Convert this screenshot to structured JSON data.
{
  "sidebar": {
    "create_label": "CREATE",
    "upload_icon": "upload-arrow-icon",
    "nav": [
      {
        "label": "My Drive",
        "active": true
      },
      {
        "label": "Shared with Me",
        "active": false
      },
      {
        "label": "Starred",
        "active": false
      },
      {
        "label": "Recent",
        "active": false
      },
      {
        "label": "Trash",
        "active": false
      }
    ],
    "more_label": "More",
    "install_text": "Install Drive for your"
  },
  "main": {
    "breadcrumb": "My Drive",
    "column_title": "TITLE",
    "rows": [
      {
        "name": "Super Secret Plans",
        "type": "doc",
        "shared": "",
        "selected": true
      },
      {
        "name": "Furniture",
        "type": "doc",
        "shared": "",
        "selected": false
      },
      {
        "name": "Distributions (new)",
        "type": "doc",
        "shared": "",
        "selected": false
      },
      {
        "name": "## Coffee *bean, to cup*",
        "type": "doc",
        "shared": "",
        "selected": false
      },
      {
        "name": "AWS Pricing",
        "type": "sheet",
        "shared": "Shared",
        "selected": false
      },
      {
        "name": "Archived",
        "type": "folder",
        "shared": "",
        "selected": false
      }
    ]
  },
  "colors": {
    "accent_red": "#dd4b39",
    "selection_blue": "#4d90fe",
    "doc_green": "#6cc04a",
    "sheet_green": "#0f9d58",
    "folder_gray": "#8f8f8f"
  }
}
=-=-=-=-=
Given exercise:
Each line of the listing should be echoed back exactly.

Exercise solution:
Convert this screenshot to structured JSON data.
{
  "sidebar": {
    "create_label": "CREATE",
    "upload_icon": "upload-arrow-icon",
    "nav": [
      {
        "label": "My Drive",
        "active": true
      },
      {
        "label": "Shared with Me",
        "active": false
      },
      {
        "label": "Starred",
        "active": false
      },
      {
        "label": "Recent",
        "active": false
      },
      {
        "label": "Trash",
        "active": false
      }
    ],
    "more_label": "More",
    "install_text": "Install Drive for your"
  },
  "main": {
    "breadcrumb": "My Drive",
    "column_title": "TITLE",
    "rows": [
      {
        "name": "Super Secret Plans",
        "type": "doc",
        "shared": "",
        "selected": true
      },
      {
        "name": "Furniture",
        "type": "doc",
        "shared": "",
        "selected": false
      },
      {
        "name": "Distributions (new)",
        "type": "doc",
        "shared": "",
        "selected": false
      },
      {
        "name": "## Coffee *bean, to cup*",
        "type": "doc",
        "shared": "",
        "selected": false
      },
      {
        "name": "AWS Pricing",
        "type": "sheet",
        "shared": "Shared",
        "selected": false
      },
      {
        "name": "Archived",
        "type": "folder",
        "shared": "",
        "selected": false
      }
    ]
  },
  "colors": {
    "accent_red": "#dd4b39",
    "selection_blue": "#4d90fe",
    "doc_green": "#6cc04a",
    "sheet_green": "#0f9d58",
    "folder_gray": "#8f8f8f"
  }
}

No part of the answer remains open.